THE TASK: Repeat all of the records verbatim.

GIVEN DATA:
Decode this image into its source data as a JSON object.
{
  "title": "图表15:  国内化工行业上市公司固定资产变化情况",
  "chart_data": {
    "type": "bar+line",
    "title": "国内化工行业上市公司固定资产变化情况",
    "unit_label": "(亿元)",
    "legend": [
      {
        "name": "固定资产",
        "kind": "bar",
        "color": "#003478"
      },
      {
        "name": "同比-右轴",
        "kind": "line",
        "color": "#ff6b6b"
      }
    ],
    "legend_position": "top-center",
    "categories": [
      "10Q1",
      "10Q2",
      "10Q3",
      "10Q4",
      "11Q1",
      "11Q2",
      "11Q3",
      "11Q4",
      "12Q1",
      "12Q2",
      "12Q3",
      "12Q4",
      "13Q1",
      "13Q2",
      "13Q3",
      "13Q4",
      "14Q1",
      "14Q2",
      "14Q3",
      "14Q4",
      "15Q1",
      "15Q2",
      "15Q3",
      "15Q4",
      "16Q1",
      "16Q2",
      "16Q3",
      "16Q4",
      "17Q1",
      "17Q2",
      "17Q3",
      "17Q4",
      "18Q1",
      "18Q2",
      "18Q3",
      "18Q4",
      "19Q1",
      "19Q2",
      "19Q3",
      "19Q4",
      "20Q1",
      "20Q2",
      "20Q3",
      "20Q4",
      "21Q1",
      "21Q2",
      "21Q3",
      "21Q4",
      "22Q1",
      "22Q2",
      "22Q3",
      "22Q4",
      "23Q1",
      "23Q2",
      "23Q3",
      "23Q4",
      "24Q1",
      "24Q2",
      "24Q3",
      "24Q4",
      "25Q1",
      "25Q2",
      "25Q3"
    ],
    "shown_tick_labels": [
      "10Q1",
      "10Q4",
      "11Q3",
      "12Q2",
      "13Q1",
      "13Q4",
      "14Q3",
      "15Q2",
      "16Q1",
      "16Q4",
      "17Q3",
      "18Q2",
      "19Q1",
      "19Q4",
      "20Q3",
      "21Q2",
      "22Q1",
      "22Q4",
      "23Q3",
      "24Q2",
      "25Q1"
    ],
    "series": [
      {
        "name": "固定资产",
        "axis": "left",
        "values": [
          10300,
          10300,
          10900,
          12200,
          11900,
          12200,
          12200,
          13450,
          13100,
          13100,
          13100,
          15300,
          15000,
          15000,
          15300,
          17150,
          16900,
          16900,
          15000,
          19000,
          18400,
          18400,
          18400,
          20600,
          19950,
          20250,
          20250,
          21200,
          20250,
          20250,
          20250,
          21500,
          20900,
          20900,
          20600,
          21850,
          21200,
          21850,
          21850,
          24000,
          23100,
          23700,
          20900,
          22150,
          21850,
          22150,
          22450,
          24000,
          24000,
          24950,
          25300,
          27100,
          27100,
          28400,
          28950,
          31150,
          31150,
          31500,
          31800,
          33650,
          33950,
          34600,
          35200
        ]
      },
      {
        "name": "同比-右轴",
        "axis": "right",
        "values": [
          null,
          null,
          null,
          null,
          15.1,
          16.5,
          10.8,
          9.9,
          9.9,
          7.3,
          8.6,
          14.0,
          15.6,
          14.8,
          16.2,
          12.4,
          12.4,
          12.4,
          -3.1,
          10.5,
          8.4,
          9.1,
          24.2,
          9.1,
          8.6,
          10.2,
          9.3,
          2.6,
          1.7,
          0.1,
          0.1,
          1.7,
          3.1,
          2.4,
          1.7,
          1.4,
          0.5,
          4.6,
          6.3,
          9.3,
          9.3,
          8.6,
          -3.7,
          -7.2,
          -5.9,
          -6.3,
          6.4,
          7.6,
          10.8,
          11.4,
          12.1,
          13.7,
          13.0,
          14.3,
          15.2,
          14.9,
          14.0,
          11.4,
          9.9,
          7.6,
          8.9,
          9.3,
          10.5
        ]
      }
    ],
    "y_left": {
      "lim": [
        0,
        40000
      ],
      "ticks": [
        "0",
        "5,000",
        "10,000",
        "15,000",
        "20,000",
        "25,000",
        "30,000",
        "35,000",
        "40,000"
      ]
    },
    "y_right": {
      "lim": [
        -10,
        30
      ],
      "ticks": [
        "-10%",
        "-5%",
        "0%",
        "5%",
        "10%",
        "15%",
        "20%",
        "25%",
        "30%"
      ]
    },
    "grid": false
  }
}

SOLUTION:
Decode this image into its source data as a JSON object.
{
  "title": "图表15:  国内化工行业上市公司固定资产变化情况",
  "chart_data": {
    "type": "bar+line",
    "title": "国内化工行业上市公司固定资产变化情况",
    "unit_label": "(亿元)",
    "legend": [
      {
        "name": "固定资产",
        "kind": "bar",
        "color": "#003478"
      },
      {
        "name": "同比-右轴",
        "kind": "line",
        "color": "#ff6b6b"
      }
    ],
    "legend_position": "top-center",
    "categories": [
      "10Q1",
      "10Q2",
      "10Q3",
      "10Q4",
      "11Q1",
      "11Q2",
      "11Q3",
      "11Q4",
      "12Q1",
      "12Q2",
      "12Q3",
      "12Q4",
      "13Q1",
      "13Q2",
      "13Q3",
      "13Q4",
      "14Q1",
      "14Q2",
      "14Q3",
      "14Q4",
      "15Q1",
      "15Q2",
      "15Q3",
      "15Q4",
      "16Q1",
      "16Q2",
      "16Q3",
      "16Q4",
      "17Q1",
      "17Q2",
      "17Q3",
      "17Q4",
      "18Q1",
      "18Q2",
      "18Q3",
      "18Q4",
      "19Q1",
      "19Q2",
      "19Q3",
      "19Q4",
      "20Q1",
      "20Q2",
      "20Q3",
      "20Q4",
      "21Q1",
      "21Q2",
      "21Q3",
      "21Q4",
      "22Q1",
      "22Q2",
      "22Q3",
      "22Q4",
      "23Q1",
      "23Q2",
      "23Q3",
      "23Q4",
      "24Q1",
      "24Q2",
      "24Q3",
      "24Q4",
      "25Q1",
      "25Q2",
      "25Q3"
    ],
    "shown_tick_labels": [
      "10Q1",
      "10Q4",
      "11Q3",
      "12Q2",
      "13Q1",
      "13Q4",
      "14Q3",
      "15Q2",
      "16Q1",
      "16Q4",
      "17Q3",
      "18Q2",
      "19Q1",
      "19Q4",
      "20Q3",
      "21Q2",
      "22Q1",
      "22Q4",
      "23Q3",
      "24Q2",
      "25Q1"
    ],
    "series": [
      {
        "name": "固定资产",
        "axis": "left",
        "values": [
          10300,
          10300,
          10900,
          12200,
          11900,
          12200,
          12200,
          13450,
          13100,
          13100,
          13100,
          15300,
          15000,
          15000,
          15300,
          17150,
          16900,
          16900,
          15000,
          19000,
          18400,
          18400,
          18400,
          20600,
          19950,
          20250,
          20250,
          21200,
          20250,
          20250,
          20250,
          21500,
          20900,
          20900,
          20600,
          21850,
          21200,
          21850,
          21850,
          24000,
          23100,
          23700,
          20900,
          22150,
          21850,
          22150,
          22450,
          24000,
          24000,
          24950,
          25300,
          27100,
          27100,
          28400,
          28950,
          31150,
          31150,
          31500,
          31800,
          33650,
          33950,
          34600,
          35200
        ]
      },
      {
        "name": "同比-右轴",
        "axis": "right",
        "values": [
          null,
          null,
          null,
          null,
          15.1,
          16.5,
          10.8,
          9.9,
          9.9,
          7.3,
          8.6,
          14.0,
          15.6,
          14.8,
          16.2,
          12.4,
          12.4,
          12.4,
          -3.1,
          10.5,
          8.4,
          9.1,
          24.2,
          9.1,
          8.6,
          10.2,
          9.3,
          2.6,
          1.7,
          0.1,
          0.1,
          1.7,
          3.1,
          2.4,
          1.7,
          1.4,
          0.5,
          4.6,
          6.3,
          9.3,
          9.3,
          8.6,
          -3.7,
          -7.2,
          -5.9,
          -6.3,
          6.4,
          7.6,
          10.8,
          11.4,
          12.1,
          13.7,
          13.0,
          14.3,
          15.2,
          14.9,
          14.0,
          11.4,
          9.9,
          7.6,
          8.9,
          9.3,
          10.5
        ]
      }
    ],
    "y_left": {
      "lim": [
        0,
        40000
      ],
      "ticks": [
        "0",
        "5,000",
        "10,000",
        "15,000",
        "20,000",
        "25,000",
        "30,000",
        "35,000",
        "40,000"
      ]
    },
    "y_right": {
      "lim": [
        -10,
        30
      ],
      "ticks": [
        "-10%",
        "-5%",
        "0%",
        "5%",
        "10%",
        "15%",
        "20%",
        "25%",
        "30%"
      ]
    },
    "grid": false
  }
}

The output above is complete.